• Brief: Each line of the material must be returned exactly.

Dataset records
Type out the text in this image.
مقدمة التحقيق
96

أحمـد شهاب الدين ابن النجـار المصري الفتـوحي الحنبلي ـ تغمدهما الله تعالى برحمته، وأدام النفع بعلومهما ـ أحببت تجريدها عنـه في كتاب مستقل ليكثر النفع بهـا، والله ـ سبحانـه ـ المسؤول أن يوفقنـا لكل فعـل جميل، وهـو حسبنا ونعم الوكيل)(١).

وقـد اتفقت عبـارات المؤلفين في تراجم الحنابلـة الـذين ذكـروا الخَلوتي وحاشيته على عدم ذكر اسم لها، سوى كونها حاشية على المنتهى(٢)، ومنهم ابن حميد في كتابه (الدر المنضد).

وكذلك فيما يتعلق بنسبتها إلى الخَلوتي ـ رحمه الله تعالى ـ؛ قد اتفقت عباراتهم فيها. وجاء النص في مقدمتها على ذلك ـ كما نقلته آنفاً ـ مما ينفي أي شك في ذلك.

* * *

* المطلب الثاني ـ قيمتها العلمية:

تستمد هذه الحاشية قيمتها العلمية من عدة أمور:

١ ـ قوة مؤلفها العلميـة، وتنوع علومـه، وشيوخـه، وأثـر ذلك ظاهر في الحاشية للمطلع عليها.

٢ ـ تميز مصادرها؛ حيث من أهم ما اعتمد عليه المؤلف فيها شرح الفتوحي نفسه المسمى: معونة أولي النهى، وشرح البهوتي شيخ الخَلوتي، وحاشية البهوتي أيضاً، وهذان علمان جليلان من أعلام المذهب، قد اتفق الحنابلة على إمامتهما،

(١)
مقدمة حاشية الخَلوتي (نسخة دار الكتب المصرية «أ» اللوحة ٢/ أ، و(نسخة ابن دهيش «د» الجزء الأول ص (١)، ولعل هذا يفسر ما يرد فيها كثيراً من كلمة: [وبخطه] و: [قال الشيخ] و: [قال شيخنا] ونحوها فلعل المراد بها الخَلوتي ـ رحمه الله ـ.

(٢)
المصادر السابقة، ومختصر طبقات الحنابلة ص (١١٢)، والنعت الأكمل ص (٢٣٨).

• Task result:
Type out the text in this image.
مقدمة التحقيق
96

أحمـد شهاب الدين ابن النجـار المصري الفتـوحي الحنبلي ـ تغمدهما الله تعالى برحمته، وأدام النفع بعلومهما ـ أحببت تجريدها عنـه في كتاب مستقل ليكثر النفع بهـا، والله ـ سبحانـه ـ المسؤول أن يوفقنـا لكل فعـل جميل، وهـو حسبنا ونعم الوكيل)(١).

وقـد اتفقت عبـارات المؤلفين في تراجم الحنابلـة الـذين ذكـروا الخَلوتي وحاشيته على عدم ذكر اسم لها، سوى كونها حاشية على المنتهى(٢)، ومنهم ابن حميد في كتابه (الدر المنضد).

وكذلك فيما يتعلق بنسبتها إلى الخَلوتي ـ رحمه الله تعالى ـ؛ قد اتفقت عباراتهم فيها. وجاء النص في مقدمتها على ذلك ـ كما نقلته آنفاً ـ مما ينفي أي شك في ذلك.

* * *

* المطلب الثاني ـ قيمتها العلمية:

تستمد هذه الحاشية قيمتها العلمية من عدة أمور:

١ ـ قوة مؤلفها العلميـة، وتنوع علومـه، وشيوخـه، وأثـر ذلك ظاهر في الحاشية للمطلع عليها.

٢ ـ تميز مصادرها؛ حيث من أهم ما اعتمد عليه المؤلف فيها شرح الفتوحي نفسه المسمى: معونة أولي النهى، وشرح البهوتي شيخ الخَلوتي، وحاشية البهوتي أيضاً، وهذان علمان جليلان من أعلام المذهب، قد اتفق الحنابلة على إمامتهما،

(١)
مقدمة حاشية الخَلوتي (نسخة دار الكتب المصرية «أ» اللوحة ٢/ أ، و(نسخة ابن دهيش «د» الجزء الأول ص (١)، ولعل هذا يفسر ما يرد فيها كثيراً من كلمة: [وبخطه] و: [قال الشيخ] و: [قال شيخنا] ونحوها فلعل المراد بها الخَلوتي ـ رحمه الله ـ.

(٢)
المصادر السابقة، ومختصر طبقات الحنابلة ص (١١٢)، والنعت الأكمل ص (٢٣٨).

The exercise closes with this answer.